* [TASKS TO COMPLETE]:
**a)** Rewrite the paragraph of the Iceland hiking post that begins "I have wanted to hike up Skjaldbreiður" in a shorter form, keeping its main facts.
**b)** Carry on the Iceland hiking post from the point where it stops.

* [DOCUMENT EXCERPT]:
Category Archives: HIking in Iceland


I have wanted to hike up Skjaldbreiður for most of the decade I have been visiting Iceland. Its name means broad shield and it is the prototype of a shield volcano. It sits on the horizon each time I visit the historic Thingvellir National Park, reminding me of my first attempt to reach its summit in 2010. I came to Iceland in early September that year, later than usual. Late August had always seemed to have reasonable weather, so why not September? But that year the weather gods (most likely Thor) did not cooperate. The skies were usually cloudy, and temps cooler than expected. Bragi and I tried a hike up Snæfellsjökull, a big glaciated mountain northwest of Reykjavik, but the sno-cat tracks we planned to follow were buried in early season snow, the possibility of crevasses lay beneath that light layer, and clouds kept drifting across our landscape, making navigation a continual challenge. We enjoyed early progress up the mountain, but decided not to risk our safety in the chancy conditions and returned downhill after hiking a couple miles.

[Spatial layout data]
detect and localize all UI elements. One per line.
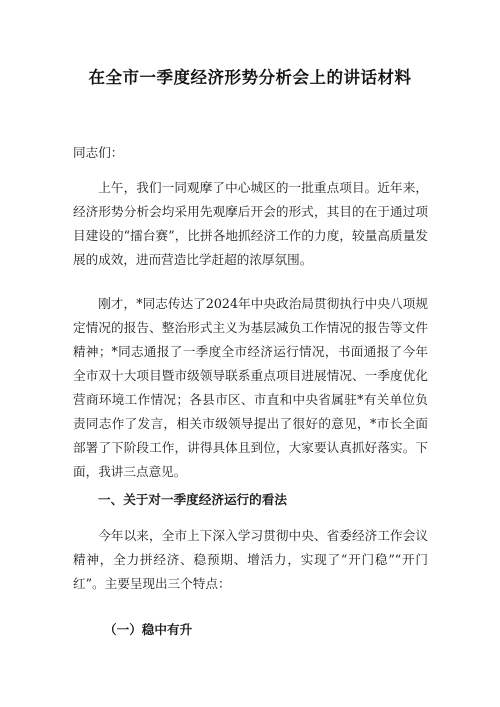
- paragraph-review: 刚才，*同志传达了2024年中央政治局贯彻执行中央八项规定情况的报告、整治形式主义为基层减负工作情况的报告等文件精神；*同志通报了一季度全市经济运行情况，书面通报了今年全市双十大项目暨市级领导联系重点项目进展情况、一季度优化营商环境工作情况；各县市区、市直和中央省属驻*有关单位负责同志作了发言，相关市级领导提出了很好的意见，*市长全面部署了下阶段工作，讲得具体且到位，大家要认真抓好落实。下面，我讲三点意见。: [73, 296, 428, 479]
- subsection-heading-1: （一）稳中有升: [104, 622, 193, 637]
- paragraph-intro: 上午，我们一同观摩了中心城区的一批重点项目。近年来，经济形势分析会均采用先观摩后开会的形式，其目的在于通过项目建设的“擂台赛”，比拼各地抓经济工作的力度，较量高质量发展的成效，进而营造比学赶超的浓厚氛围。: [73, 180, 428, 267]
- paragraph-section-1: 今年以来，全市上下深入学习贯彻中央、省委经济工作会议精神，全力拼经济、稳预期、增活力，实现了“开门稳”“开门红”。主要呈现出三个特点：: [73, 528, 428, 591]
- salutation: 同志们：: [73, 145, 124, 160]
- document-title: 在全市一季度经济形势分析会上的讲话材料: [88, 68, 412, 87]
- section-heading-1: 一、关于对一季度经济运行的看法: [98, 492, 287, 507]
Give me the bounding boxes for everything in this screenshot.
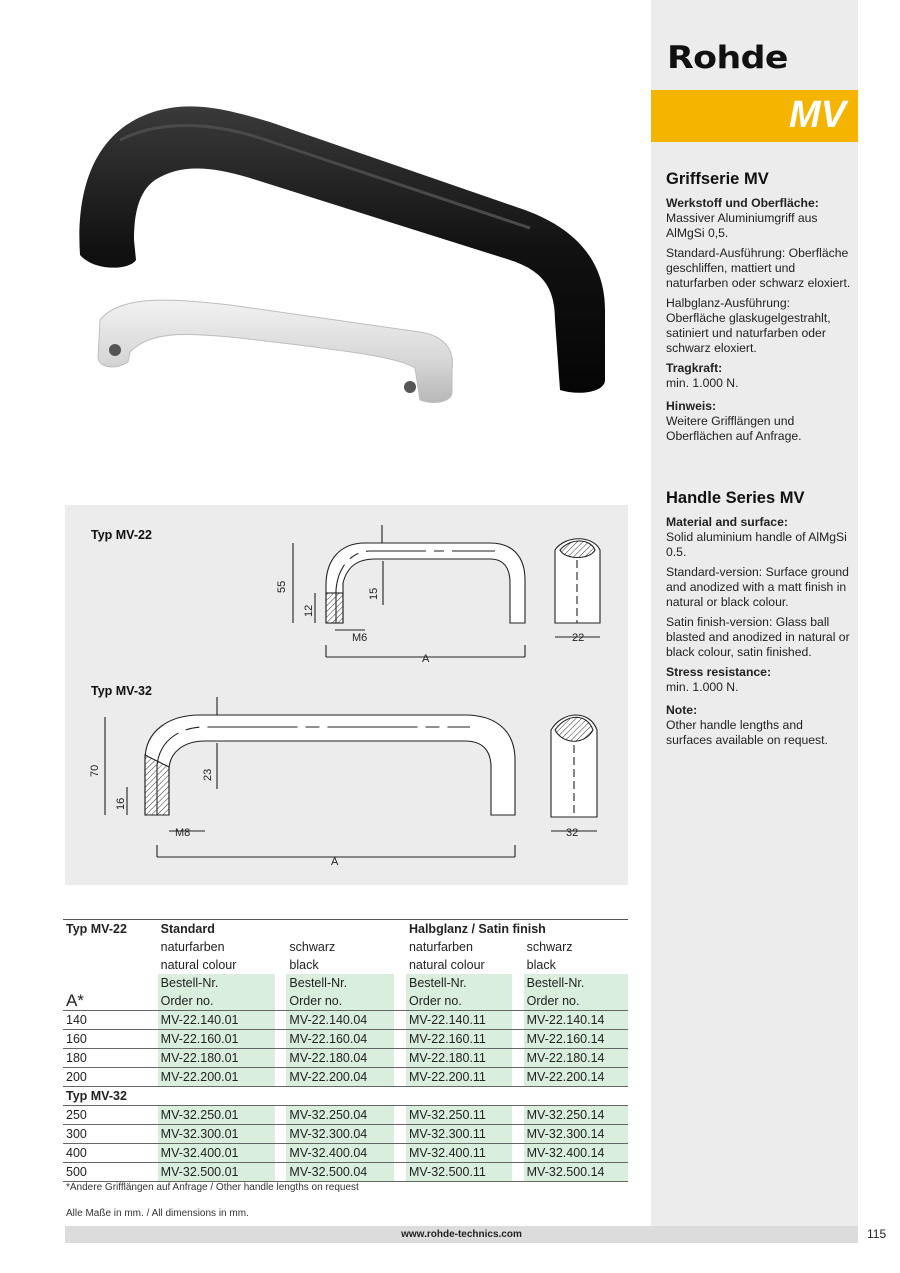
order-number: MV-22.200.11 xyxy=(406,1068,512,1087)
col-label-de: naturfarben xyxy=(160,940,225,954)
table-row xyxy=(63,1144,628,1163)
order-label-de: Bestell-Nr. xyxy=(406,974,512,992)
table-row xyxy=(63,1163,628,1182)
footnote-lengths: *Andere Grifflängen auf Anfrage / Other handle lengths on request xyxy=(66,1182,359,1193)
german-description xyxy=(666,172,851,449)
col-label-de: naturfarben xyxy=(408,940,473,954)
table-type-mv32: Typ MV-32 xyxy=(63,1087,628,1106)
order-number: MV-32.300.01 xyxy=(158,1125,275,1144)
col-label-de: schwarz xyxy=(526,940,573,954)
order-number: MV-22.160.11 xyxy=(406,1030,512,1049)
order-number: MV-22.200.01 xyxy=(158,1068,275,1087)
english-material-text: Solid aluminium handle of AlMgSi 0.5. xyxy=(666,530,847,559)
dim-12: 12 xyxy=(303,604,315,617)
table-row xyxy=(63,1125,628,1144)
table-row xyxy=(63,1011,628,1030)
mv32-handle-outline xyxy=(145,715,515,815)
silver-thread-hole-right xyxy=(404,381,416,393)
table-row xyxy=(63,1030,628,1049)
mv22-thread-section xyxy=(326,593,343,623)
english-satin-text: Satin finish-version: Glass ball blasted and anodized in natural or black colour, satin finished. xyxy=(666,615,850,659)
english-material-label: Material and surface: xyxy=(666,515,788,529)
length-a: 400 xyxy=(63,1144,158,1163)
table-satin-head: Halbglanz / Satin finish xyxy=(406,920,628,939)
series-code: MV xyxy=(789,94,846,136)
table-row xyxy=(63,1049,628,1068)
length-a: 160 xyxy=(63,1030,158,1049)
order-label-de: Bestell-Nr. xyxy=(524,974,628,992)
english-standard-text: Standard-version: Surface ground and anodized with a matt finish in natural or black colour. xyxy=(666,565,849,609)
german-standard-text: Standard-Ausführung: Oberfläche geschliffen, mattiert und naturfarben oder schwarz eloxiert. xyxy=(666,246,851,290)
col-label-en: black xyxy=(289,958,319,972)
order-number: MV-32.400.01 xyxy=(158,1144,275,1163)
order-number: MV-32.400.11 xyxy=(406,1144,512,1163)
drawing-label-mv32: Typ MV-32 xyxy=(91,684,152,698)
order-number: MV-32.300.04 xyxy=(286,1125,394,1144)
length-a: 140 xyxy=(63,1011,158,1030)
col-label-en: natural colour xyxy=(160,958,237,972)
order-number: MV-22.180.11 xyxy=(406,1049,512,1068)
dim-m6: M6 xyxy=(352,632,368,644)
order-label-en: Order no. xyxy=(286,992,394,1011)
order-number: MV-32.500.14 xyxy=(524,1163,628,1182)
order-number: MV-32.300.14 xyxy=(524,1125,628,1144)
dim-m8: M8 xyxy=(175,827,191,839)
order-table xyxy=(63,919,628,1182)
dim-a-mv22: A xyxy=(422,653,430,665)
dim-15: 15 xyxy=(368,587,380,600)
a-column-header: A* xyxy=(63,992,158,1011)
order-number: MV-32.500.04 xyxy=(286,1163,394,1182)
order-number: MV-22.140.11 xyxy=(406,1011,512,1030)
silver-thread-hole-left xyxy=(109,344,121,356)
col-label-de: schwarz xyxy=(289,940,336,954)
english-description xyxy=(666,491,851,753)
order-number: MV-32.500.11 xyxy=(406,1163,512,1182)
order-number: MV-32.500.01 xyxy=(158,1163,275,1182)
order-number: MV-32.400.14 xyxy=(524,1144,628,1163)
length-a: 200 xyxy=(63,1068,158,1087)
english-load-label: Stress resistance: xyxy=(666,665,772,679)
col-label-en: natural colour xyxy=(408,958,485,972)
order-number: MV-22.180.14 xyxy=(524,1049,628,1068)
page-number: 115 xyxy=(867,1227,887,1241)
col-label-en: black xyxy=(526,958,556,972)
order-number: MV-22.180.04 xyxy=(286,1049,394,1068)
order-label-en: Order no. xyxy=(406,992,512,1011)
order-number: MV-22.140.04 xyxy=(286,1011,394,1030)
rohde-logo: Rohde xyxy=(667,40,788,76)
english-note-label: Note: xyxy=(666,703,698,717)
technical-drawings xyxy=(65,505,628,885)
footnote-dimensions: Alle Maße in mm. / All dimensions in mm. xyxy=(66,1208,249,1219)
length-a: 300 xyxy=(63,1125,158,1144)
german-note-label: Hinweis: xyxy=(666,399,717,413)
silver-handle xyxy=(98,300,453,402)
order-label-de: Bestell-Nr. xyxy=(286,974,394,992)
german-title: Griffserie MV xyxy=(666,170,769,188)
length-a: 250 xyxy=(63,1106,158,1125)
footer-url[interactable]: www.rohde-technics.com xyxy=(65,1226,858,1243)
german-load-label: Tragkraft: xyxy=(666,361,723,375)
german-material-text: Massiver Aluminiumgriff aus AlMgSi 0,5. xyxy=(666,211,818,240)
drawing-label-mv22: Typ MV-22 xyxy=(91,528,152,542)
dim-55: 55 xyxy=(276,580,288,593)
order-number: MV-22.160.14 xyxy=(524,1030,628,1049)
length-a: 180 xyxy=(63,1049,158,1068)
german-load-text: min. 1.000 N. xyxy=(666,376,739,390)
order-number: MV-32.300.11 xyxy=(406,1125,512,1144)
order-number: MV-22.160.01 xyxy=(158,1030,275,1049)
table-type-mv22: Typ MV-22 xyxy=(63,920,158,939)
dim-32: 32 xyxy=(566,827,579,839)
order-number: MV-22.160.04 xyxy=(286,1030,394,1049)
series-band xyxy=(651,90,858,142)
dim-a-mv32: A xyxy=(331,856,339,868)
order-number: MV-32.250.04 xyxy=(286,1106,394,1125)
length-a: 500 xyxy=(63,1163,158,1182)
order-label-en: Order no. xyxy=(524,992,628,1011)
order-number: MV-32.250.14 xyxy=(524,1106,628,1125)
german-note-text: Weitere Grifflängen und Oberflächen auf Anfrage. xyxy=(666,414,802,443)
table-row xyxy=(63,1068,628,1087)
dim-16: 16 xyxy=(115,797,127,810)
table-row xyxy=(63,1106,628,1125)
german-satin-text: Halbglanz-Ausführung: Oberfläche glaskugelgestrahlt, satiniert und naturfarben oder schwarz eloxiert. xyxy=(666,296,831,355)
order-number: MV-22.140.01 xyxy=(158,1011,275,1030)
english-title: Handle Series MV xyxy=(666,489,805,507)
order-number: MV-32.250.01 xyxy=(158,1106,275,1125)
german-material-label: Werkstoff und Oberfläche: xyxy=(666,196,819,210)
order-number: MV-22.180.01 xyxy=(158,1049,275,1068)
order-number: MV-22.200.14 xyxy=(524,1068,628,1087)
english-note-text: Other handle lengths and surfaces available on request. xyxy=(666,718,828,747)
table-standard-head: Standard xyxy=(158,920,406,939)
english-load-text: min. 1.000 N. xyxy=(666,680,739,694)
order-number: MV-22.140.14 xyxy=(524,1011,628,1030)
dim-70: 70 xyxy=(89,764,101,777)
order-label-en: Order no. xyxy=(158,992,275,1011)
order-label-de: Bestell-Nr. xyxy=(158,974,275,992)
order-number: MV-22.200.04 xyxy=(286,1068,394,1087)
order-number: MV-32.250.11 xyxy=(406,1106,512,1125)
product-photo xyxy=(60,100,620,420)
order-number: MV-32.400.04 xyxy=(286,1144,394,1163)
dim-23: 23 xyxy=(202,768,214,781)
dim-22: 22 xyxy=(572,632,585,644)
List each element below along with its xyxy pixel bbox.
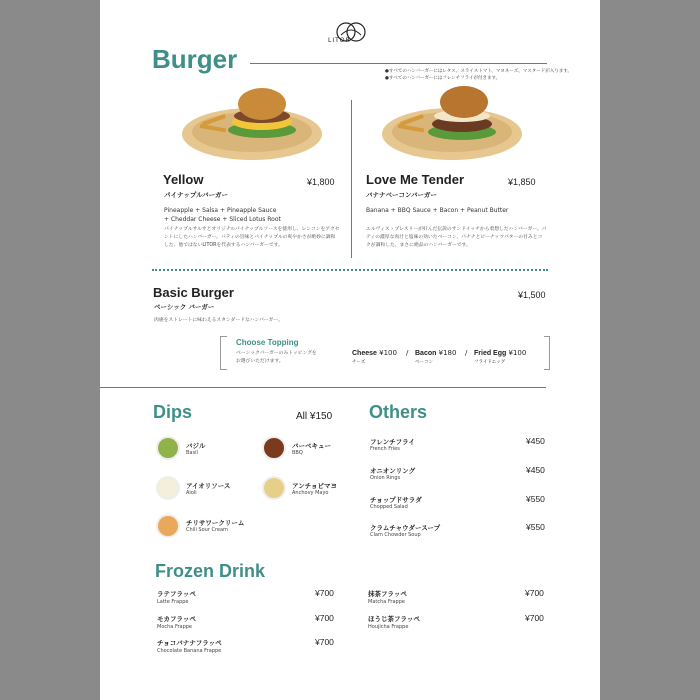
dip-en: Chili Sour Cream bbox=[186, 527, 228, 533]
note-line: ●すべてのハンバーガーにはフレンチフライが付きます。 bbox=[385, 76, 501, 81]
item-price: ¥1,850 bbox=[508, 177, 536, 187]
section-divider bbox=[100, 387, 546, 388]
others-en: Chopped Salad bbox=[370, 504, 408, 510]
dips-heading: Dips bbox=[153, 402, 193, 422]
dip-image bbox=[156, 514, 180, 538]
yellow-burger-image bbox=[180, 82, 325, 162]
burger-notes bbox=[385, 68, 572, 82]
heading-rule bbox=[250, 63, 547, 64]
topping-option-jp: フライドエッグ bbox=[474, 360, 506, 365]
others-price: ¥450 bbox=[526, 465, 545, 475]
others-heading: Others bbox=[369, 402, 428, 422]
dip-image bbox=[156, 476, 180, 500]
basic-burger-description: 肉感をストレートに味わえるスタンダードなハンバーガー。 bbox=[154, 318, 283, 323]
topping-option-jp: チーズ bbox=[352, 360, 366, 365]
topping-option-jp: ベーコン bbox=[415, 360, 433, 365]
others-jp: オニオンリング bbox=[370, 467, 416, 475]
frozen-price: ¥700 bbox=[315, 637, 334, 647]
dotted-divider bbox=[152, 269, 548, 271]
love-me-tender-burger-image bbox=[380, 82, 525, 162]
desc-line: お選びいただけます。 bbox=[236, 359, 284, 364]
frozen-en: Matcha Frappe bbox=[368, 599, 405, 605]
dip-en: Basil bbox=[186, 450, 198, 456]
frozen-jp: ラテフラッペ bbox=[157, 590, 196, 598]
item-description bbox=[164, 226, 348, 250]
topping-title: Choose Topping bbox=[236, 338, 299, 347]
basic-burger-price: ¥1,500 bbox=[518, 290, 546, 300]
item-jp-name: パイナップルバーガー bbox=[164, 191, 229, 199]
others-jp: フレンチフライ bbox=[370, 438, 415, 446]
dip-jp: バーベキュー bbox=[292, 442, 331, 450]
basic-burger-jp: ベーシック バーガー bbox=[154, 303, 215, 311]
item-ingredients bbox=[366, 206, 546, 215]
others-price: ¥450 bbox=[526, 436, 545, 446]
frozen-price: ¥700 bbox=[315, 588, 334, 598]
logo-text: LITOR bbox=[328, 37, 351, 44]
item-price: ¥1,800 bbox=[307, 177, 335, 187]
frozen-jp: 抹茶フラッペ bbox=[368, 590, 407, 598]
topping-option-name: Fried Egg bbox=[474, 350, 507, 357]
dip-en: BBQ bbox=[292, 450, 303, 456]
frozen-jp: ほうじ茶フラッペ bbox=[368, 615, 420, 623]
desc-line: ントにしたハンバーガー。パティの旨味とパイナップルの爽やかさが絶妙に調和 bbox=[164, 235, 336, 240]
dip-jp: アンチョビマヨ bbox=[292, 482, 338, 490]
dip-jp: チリサワークリーム bbox=[186, 519, 245, 527]
item-jp-name: バナナベーコンバーガー bbox=[366, 191, 437, 199]
topping-option bbox=[474, 349, 526, 357]
item-name: Yellow bbox=[163, 172, 204, 187]
desc-line: ベーシックバーガーのみトッピングを bbox=[236, 351, 317, 356]
others-price: ¥550 bbox=[526, 522, 545, 532]
dip-en: Aioli bbox=[186, 490, 197, 496]
topping-box-bracket bbox=[544, 336, 550, 370]
topping-option-name: Bacon bbox=[415, 350, 437, 357]
others-price: ¥550 bbox=[526, 494, 545, 504]
others-jp: チョップドサラダ bbox=[370, 496, 422, 504]
menu-page bbox=[100, 0, 600, 700]
topping-separator: / bbox=[465, 349, 468, 357]
ingredients-line: Pineapple + Salsa + Pineapple Sauce bbox=[164, 207, 277, 214]
topping-separator: / bbox=[406, 349, 409, 357]
frozen-jp: モカフラッペ bbox=[157, 615, 196, 623]
others-en: Onion Rings bbox=[370, 475, 401, 481]
dip-image bbox=[156, 436, 180, 460]
others-en: French Fries bbox=[370, 446, 400, 452]
dip-jp: バジル bbox=[186, 442, 206, 450]
note-line: ●すべてのハンバーガーにはレタス、スライストマト、マヨネーズ、マスタードが入ります。 bbox=[385, 69, 572, 74]
frozen-price: ¥700 bbox=[525, 613, 544, 623]
ingredients-line: + Cheddar Cheese + Sliced Lotus Root bbox=[164, 216, 281, 223]
item-name: Love Me Tender bbox=[366, 172, 465, 187]
item-ingredients bbox=[164, 206, 344, 224]
others-jp: クラムチャウダースープ bbox=[370, 524, 441, 532]
topping-option-name: Cheese bbox=[352, 350, 377, 357]
topping-option bbox=[352, 349, 397, 357]
item-description bbox=[366, 226, 550, 250]
topping-option-price: ¥180 bbox=[438, 349, 457, 357]
frozen-en: Latte Frappe bbox=[157, 599, 189, 605]
column-divider bbox=[351, 100, 352, 258]
ingredients-line: Banana + BBQ Sauce + Bacon + Peanut Butter bbox=[366, 207, 509, 214]
dip-en: Anchovy Mayo bbox=[292, 490, 329, 496]
desc-line: エルヴィス・プレスリーが好んだ伝説のサンドイッチから着想したハンバーガー。パ bbox=[366, 227, 547, 232]
basic-burger-name: Basic Burger bbox=[153, 285, 234, 300]
desc-line: ティの濃厚な肉汁と塩味の効いたベーコン、バナナとピーナッツバターの甘みとコ bbox=[366, 235, 543, 240]
desc-line: クが調和した、まさに絶品のハンバーガーです。 bbox=[366, 243, 471, 248]
dip-image bbox=[262, 476, 286, 500]
desc-line: した、他ではないLITORを代表するハンバーガーです。 bbox=[164, 243, 283, 248]
topping-description bbox=[236, 350, 317, 366]
frozen-jp: チョコバナナフラッペ bbox=[157, 639, 222, 647]
frozen-en: Houjicha Frappe bbox=[368, 624, 409, 630]
dip-jp: アイオリソース bbox=[186, 482, 231, 490]
frozen-en: Chocolate Banana Frappe bbox=[157, 648, 222, 654]
frozen-en: Mocha Frappe bbox=[157, 624, 192, 630]
topping-option-price: ¥100 bbox=[379, 349, 397, 357]
topping-option-price: ¥100 bbox=[508, 349, 527, 357]
desc-line: パイナップルサルサとオリジナルパイナップルソースを使用し、レンコンをアクセ bbox=[164, 227, 340, 232]
dip-image bbox=[262, 436, 286, 460]
dips-price: All ¥150 bbox=[296, 411, 333, 422]
frozen-drink-heading: Frozen Drink bbox=[155, 561, 266, 581]
others-en: Clam Chowder Soup bbox=[370, 532, 421, 538]
burger-heading: Burger bbox=[152, 44, 238, 74]
frozen-price: ¥700 bbox=[525, 588, 544, 598]
frozen-price: ¥700 bbox=[315, 613, 334, 623]
topping-option bbox=[415, 349, 456, 357]
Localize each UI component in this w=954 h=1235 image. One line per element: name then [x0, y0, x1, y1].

* [RESULTS OF THE TASKS]:
**a)** For most of a decade of visits to Iceland, I have wanted to hike Skjaldbreiður. Its name means broad shield, and it is the prototype of a shield volcano. Seeing it from Thingvellir National Park reminds me of my first attempt to reach its summit in 2010, when I came in early September, later than usual. That year the skies were mostly cloudy and temperatures cooler than expected. Bragi and I tried hiking Snæfellsjökull, a big glaciated mountain northwest of Reykjavik. Early snow had buried the sno-cat tracks we meant to follow and could hide crevasses, and drifting clouds made navigation hard. After a couple of miles, we turned back rather than risk our safety.

**b)**
We were scheduled to hike Skjaldbreiður the next day of that tour in 2010, but the weather started misty and only got worse as we approached the mountain. I recognized the driving route as far as the turn from northbound Highway 1 toward Thingvellir on Route 36. When the road to the Thingvellir National Park headed east, we drove north on two lane Highway 52. As the road started gaining elevation the mist turned to rain and then snow. Then the wind rose and it really did not look like a good day for a hike up a tree-less volcanic mountain. Bragi did not like disappointing me two days in a row, and drove as far toward the trailhead as he could. I was ready to turn around as soon as the snow started, but he wanted to make sure it was not just a brief shower. Later we learned that we had experienced the start of a severe and totally unexpected early-season blizzard. Many farmers had left their animals out in the weather, and a lot of sheep were lost in the several feet of snow that fell in the highlands and remote rural areas.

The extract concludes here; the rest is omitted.